- **TASK PROMPT**
Return each line that holds the word "Photometric".

┄┄┄┄┄┄┄┄┄┄┄┄┄┄┄┄┄┄┄┄

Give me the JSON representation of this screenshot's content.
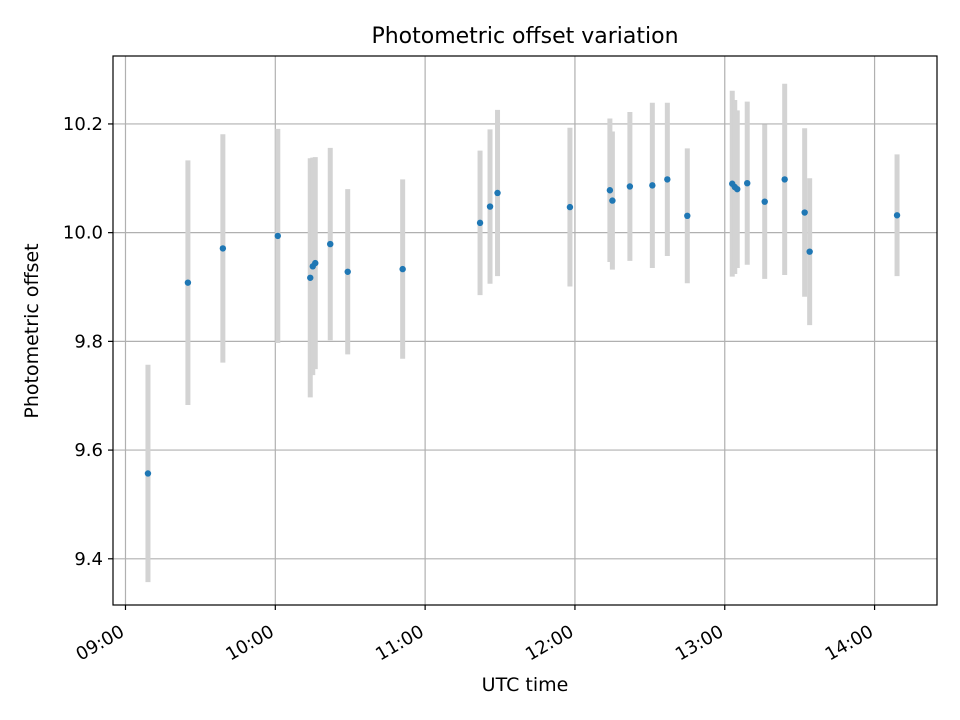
{
  "chart_data": {
    "type": "scatter",
    "title": "Photometric offset variation",
    "xlabel": "UTC time",
    "ylabel": "Photometric offset",
    "xlim": [
      "08:55",
      "14:25"
    ],
    "ylim": [
      9.315,
      10.325
    ],
    "x_ticks": [
      "09:00",
      "10:00",
      "11:00",
      "12:00",
      "13:00",
      "14:00"
    ],
    "y_ticks": [
      9.4,
      9.6,
      9.8,
      10.0,
      10.2
    ],
    "grid": true,
    "marker_color": "#1f77b4",
    "errorbar_color": "#d3d3d3",
    "points": [
      {
        "x": "09:09",
        "y": 9.557,
        "err": 0.2
      },
      {
        "x": "09:25",
        "y": 9.908,
        "err": 0.225
      },
      {
        "x": "09:39",
        "y": 9.971,
        "err": 0.21
      },
      {
        "x": "10:01",
        "y": 9.994,
        "err": 0.197
      },
      {
        "x": "10:14",
        "y": 9.917,
        "err": 0.22
      },
      {
        "x": "10:15",
        "y": 9.938,
        "err": 0.2
      },
      {
        "x": "10:16",
        "y": 9.944,
        "err": 0.195
      },
      {
        "x": "10:22",
        "y": 9.979,
        "err": 0.177
      },
      {
        "x": "10:29",
        "y": 9.928,
        "err": 0.152
      },
      {
        "x": "10:51",
        "y": 9.933,
        "err": 0.165
      },
      {
        "x": "11:22",
        "y": 10.018,
        "err": 0.133
      },
      {
        "x": "11:26",
        "y": 10.048,
        "err": 0.142
      },
      {
        "x": "11:29",
        "y": 10.073,
        "err": 0.153
      },
      {
        "x": "11:58",
        "y": 10.047,
        "err": 0.146
      },
      {
        "x": "12:14",
        "y": 10.078,
        "err": 0.132
      },
      {
        "x": "12:15",
        "y": 10.059,
        "err": 0.127
      },
      {
        "x": "12:22",
        "y": 10.085,
        "err": 0.137
      },
      {
        "x": "12:31",
        "y": 10.087,
        "err": 0.152
      },
      {
        "x": "12:37",
        "y": 10.098,
        "err": 0.141
      },
      {
        "x": "12:45",
        "y": 10.031,
        "err": 0.124
      },
      {
        "x": "13:03",
        "y": 10.09,
        "err": 0.171
      },
      {
        "x": "13:04",
        "y": 10.084,
        "err": 0.16
      },
      {
        "x": "13:05",
        "y": 10.08,
        "err": 0.145
      },
      {
        "x": "13:09",
        "y": 10.091,
        "err": 0.15
      },
      {
        "x": "13:16",
        "y": 10.057,
        "err": 0.142
      },
      {
        "x": "13:24",
        "y": 10.098,
        "err": 0.176
      },
      {
        "x": "13:32",
        "y": 10.037,
        "err": 0.155
      },
      {
        "x": "13:34",
        "y": 9.965,
        "err": 0.135
      },
      {
        "x": "14:09",
        "y": 10.032,
        "err": 0.112
      }
    ]
  }
}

┄┄┄┄┄┄┄┄┄┄┄┄┄┄┄┄┄┄┄┄

- **ANSWER TO THIS PROBLEM**
    "title": "Photometric offset variation",
    "ylabel": "Photometric offset",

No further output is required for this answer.